EXERCISE INPUTS:
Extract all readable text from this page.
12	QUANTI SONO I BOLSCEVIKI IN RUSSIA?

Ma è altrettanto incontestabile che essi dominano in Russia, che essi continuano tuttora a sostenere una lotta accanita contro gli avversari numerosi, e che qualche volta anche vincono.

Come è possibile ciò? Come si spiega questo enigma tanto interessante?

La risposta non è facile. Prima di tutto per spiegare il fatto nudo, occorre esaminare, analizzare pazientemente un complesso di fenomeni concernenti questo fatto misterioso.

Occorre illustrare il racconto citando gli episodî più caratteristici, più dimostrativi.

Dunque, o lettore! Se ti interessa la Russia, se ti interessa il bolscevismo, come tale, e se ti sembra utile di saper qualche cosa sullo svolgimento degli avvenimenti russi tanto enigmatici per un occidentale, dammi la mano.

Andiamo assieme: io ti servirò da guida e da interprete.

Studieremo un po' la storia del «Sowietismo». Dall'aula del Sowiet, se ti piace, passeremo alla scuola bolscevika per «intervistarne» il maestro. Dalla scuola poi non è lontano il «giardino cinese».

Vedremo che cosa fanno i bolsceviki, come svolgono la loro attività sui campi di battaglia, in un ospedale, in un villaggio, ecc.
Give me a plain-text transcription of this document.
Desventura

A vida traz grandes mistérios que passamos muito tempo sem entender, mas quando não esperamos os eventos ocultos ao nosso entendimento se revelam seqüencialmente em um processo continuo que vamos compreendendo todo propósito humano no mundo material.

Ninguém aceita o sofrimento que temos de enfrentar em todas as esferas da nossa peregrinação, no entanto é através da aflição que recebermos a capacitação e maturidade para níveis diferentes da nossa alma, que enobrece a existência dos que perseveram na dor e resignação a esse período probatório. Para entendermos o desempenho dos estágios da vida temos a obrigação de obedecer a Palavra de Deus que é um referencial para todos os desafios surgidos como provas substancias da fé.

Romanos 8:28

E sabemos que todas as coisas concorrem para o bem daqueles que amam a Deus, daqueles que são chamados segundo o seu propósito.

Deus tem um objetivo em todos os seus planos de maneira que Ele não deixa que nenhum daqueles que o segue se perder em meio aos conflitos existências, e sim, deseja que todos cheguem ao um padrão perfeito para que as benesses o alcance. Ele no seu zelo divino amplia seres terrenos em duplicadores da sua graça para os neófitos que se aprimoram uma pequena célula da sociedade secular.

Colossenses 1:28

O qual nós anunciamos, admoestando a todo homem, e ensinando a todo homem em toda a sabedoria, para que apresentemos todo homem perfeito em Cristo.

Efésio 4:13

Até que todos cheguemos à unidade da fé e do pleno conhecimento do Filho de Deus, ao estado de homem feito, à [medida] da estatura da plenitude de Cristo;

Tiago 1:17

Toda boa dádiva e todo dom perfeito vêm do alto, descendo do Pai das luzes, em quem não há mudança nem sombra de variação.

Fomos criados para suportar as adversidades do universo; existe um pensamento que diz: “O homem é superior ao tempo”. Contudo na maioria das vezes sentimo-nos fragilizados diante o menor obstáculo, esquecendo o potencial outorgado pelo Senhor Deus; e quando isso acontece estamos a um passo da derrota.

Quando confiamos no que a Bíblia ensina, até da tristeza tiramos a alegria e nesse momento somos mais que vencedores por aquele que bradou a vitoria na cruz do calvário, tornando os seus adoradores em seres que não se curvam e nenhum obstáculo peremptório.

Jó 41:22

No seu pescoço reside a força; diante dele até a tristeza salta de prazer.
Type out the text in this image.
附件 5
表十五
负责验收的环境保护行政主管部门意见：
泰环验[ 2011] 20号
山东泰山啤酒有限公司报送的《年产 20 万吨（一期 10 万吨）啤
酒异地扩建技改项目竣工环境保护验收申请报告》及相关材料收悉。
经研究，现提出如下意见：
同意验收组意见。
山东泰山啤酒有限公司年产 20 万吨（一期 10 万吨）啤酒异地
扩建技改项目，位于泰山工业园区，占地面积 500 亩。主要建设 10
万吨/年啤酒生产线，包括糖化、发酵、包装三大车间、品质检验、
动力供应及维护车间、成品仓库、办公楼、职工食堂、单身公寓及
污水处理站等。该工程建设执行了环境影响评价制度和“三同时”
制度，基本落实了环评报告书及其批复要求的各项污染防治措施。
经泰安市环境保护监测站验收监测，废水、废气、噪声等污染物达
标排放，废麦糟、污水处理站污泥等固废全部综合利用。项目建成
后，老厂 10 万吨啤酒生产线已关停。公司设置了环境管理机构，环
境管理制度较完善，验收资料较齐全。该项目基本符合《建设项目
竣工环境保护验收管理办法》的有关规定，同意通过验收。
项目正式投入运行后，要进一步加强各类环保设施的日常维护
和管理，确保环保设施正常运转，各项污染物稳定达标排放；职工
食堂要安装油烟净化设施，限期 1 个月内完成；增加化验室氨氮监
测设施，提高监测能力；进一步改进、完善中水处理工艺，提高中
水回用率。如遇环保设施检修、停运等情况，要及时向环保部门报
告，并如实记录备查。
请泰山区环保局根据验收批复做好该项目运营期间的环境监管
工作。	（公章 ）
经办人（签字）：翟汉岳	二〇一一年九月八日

DESCRIPTION OF THE TASK: Print every entry exactly as it appears.

SOLUTION FOR THIS TASK:
Extract all readable text from this page.
12	QUANTI SONO I BOLSCEVIKI IN RUSSIA?

Ma è altrettanto incontestabile che essi dominano in Russia, che essi continuano tuttora a sostenere una lotta accanita contro gli avversari numerosi, e che qualche volta anche vincono.

Come è possibile ciò? Come si spiega questo enigma tanto interessante?

La risposta non è facile. Prima di tutto per spiegare il fatto nudo, occorre esaminare, analizzare pazientemente un complesso di fenomeni concernenti questo fatto misterioso.

Occorre illustrare il racconto citando gli episodî più caratteristici, più dimostrativi.

Dunque, o lettore! Se ti interessa la Russia, se ti interessa il bolscevismo, come tale, e se ti sembra utile di saper qualche cosa sullo svolgimento degli avvenimenti russi tanto enigmatici per un occidentale, dammi la mano.

Andiamo assieme: io ti servirò da guida e da interprete.

Studieremo un po' la storia del «Sowietismo». Dall'aula del Sowiet, se ti piace, passeremo alla scuola bolscevika per «intervistarne» il maestro. Dalla scuola poi non è lontano il «giardino cinese».

Vedremo che cosa fanno i bolsceviki, come svolgono la loro attività sui campi di battaglia, in un ospedale, in un villaggio, ecc.
Give me a plain-text transcription of this document.
Desventura

A vida traz grandes mistérios que passamos muito tempo sem entender, mas quando não esperamos os eventos ocultos ao nosso entendimento se revelam seqüencialmente em um processo continuo que vamos compreendendo todo propósito humano no mundo material.

Ninguém aceita o sofrimento que temos de enfrentar em todas as esferas da nossa peregrinação, no entanto é através da aflição que recebermos a capacitação e maturidade para níveis diferentes da nossa alma, que enobrece a existência dos que perseveram na dor e resignação a esse período probatório. Para entendermos o desempenho dos estágios da vida temos a obrigação de obedecer a Palavra de Deus que é um referencial para todos os desafios surgidos como provas substancias da fé.

Romanos 8:28

E sabemos que todas as coisas concorrem para o bem daqueles que amam a Deus, daqueles que são chamados segundo o seu propósito.

Deus tem um objetivo em todos os seus planos de maneira que Ele não deixa que nenhum daqueles que o segue se perder em meio aos conflitos existências, e sim, deseja que todos cheguem ao um padrão perfeito para que as benesses o alcance. Ele no seu zelo divino amplia seres terrenos em duplicadores da sua graça para os neófitos que se aprimoram uma pequena célula da sociedade secular.

Colossenses 1:28

O qual nós anunciamos, admoestando a todo homem, e ensinando a todo homem em toda a sabedoria, para que apresentemos todo homem perfeito em Cristo.

Efésio 4:13

Até que todos cheguemos à unidade da fé e do pleno conhecimento do Filho de Deus, ao estado de homem feito, à [medida] da estatura da plenitude de Cristo;

Tiago 1:17

Toda boa dádiva e todo dom perfeito vêm do alto, descendo do Pai das luzes, em quem não há mudança nem sombra de variação.

Fomos criados para suportar as adversidades do universo; existe um pensamento que diz: “O homem é superior ao tempo”. Contudo na maioria das vezes sentimo-nos fragilizados diante o menor obstáculo, esquecendo o potencial outorgado pelo Senhor Deus; e quando isso acontece estamos a um passo da derrota.

Quando confiamos no que a Bíblia ensina, até da tristeza tiramos a alegria e nesse momento somos mais que vencedores por aquele que bradou a vitoria na cruz do calvário, tornando os seus adoradores em seres que não se curvam e nenhum obstáculo peremptório.

Jó 41:22

No seu pescoço reside a força; diante dele até a tristeza salta de prazer.
Type out the text in this image.
附件 5
表十五
负责验收的环境保护行政主管部门意见：
泰环验[ 2011] 20号
山东泰山啤酒有限公司报送的《年产 20 万吨（一期 10 万吨）啤
酒异地扩建技改项目竣工环境保护验收申请报告》及相关材料收悉。
经研究，现提出如下意见：
同意验收组意见。
山东泰山啤酒有限公司年产 20 万吨（一期 10 万吨）啤酒异地
扩建技改项目，位于泰山工业园区，占地面积 500 亩。主要建设 10
万吨/年啤酒生产线，包括糖化、发酵、包装三大车间、品质检验、
动力供应及维护车间、成品仓库、办公楼、职工食堂、单身公寓及
污水处理站等。该工程建设执行了环境影响评价制度和“三同时”
制度，基本落实了环评报告书及其批复要求的各项污染防治措施。
经泰安市环境保护监测站验收监测，废水、废气、噪声等污染物达
标排放，废麦糟、污水处理站污泥等固废全部综合利用。项目建成
后，老厂 10 万吨啤酒生产线已关停。公司设置了环境管理机构，环
境管理制度较完善，验收资料较齐全。该项目基本符合《建设项目
竣工环境保护验收管理办法》的有关规定，同意通过验收。
项目正式投入运行后，要进一步加强各类环保设施的日常维护
和管理，确保环保设施正常运转，各项污染物稳定达标排放；职工
食堂要安装油烟净化设施，限期 1 个月内完成；增加化验室氨氮监
测设施，提高监测能力；进一步改进、完善中水处理工艺，提高中
水回用率。如遇环保设施检修、停运等情况，要及时向环保部门报
告，并如实记录备查。
请泰山区环保局根据验收批复做好该项目运营期间的环境监管
工作。	（公章 ）
经办人（签字）：翟汉岳	二〇一一年九月八日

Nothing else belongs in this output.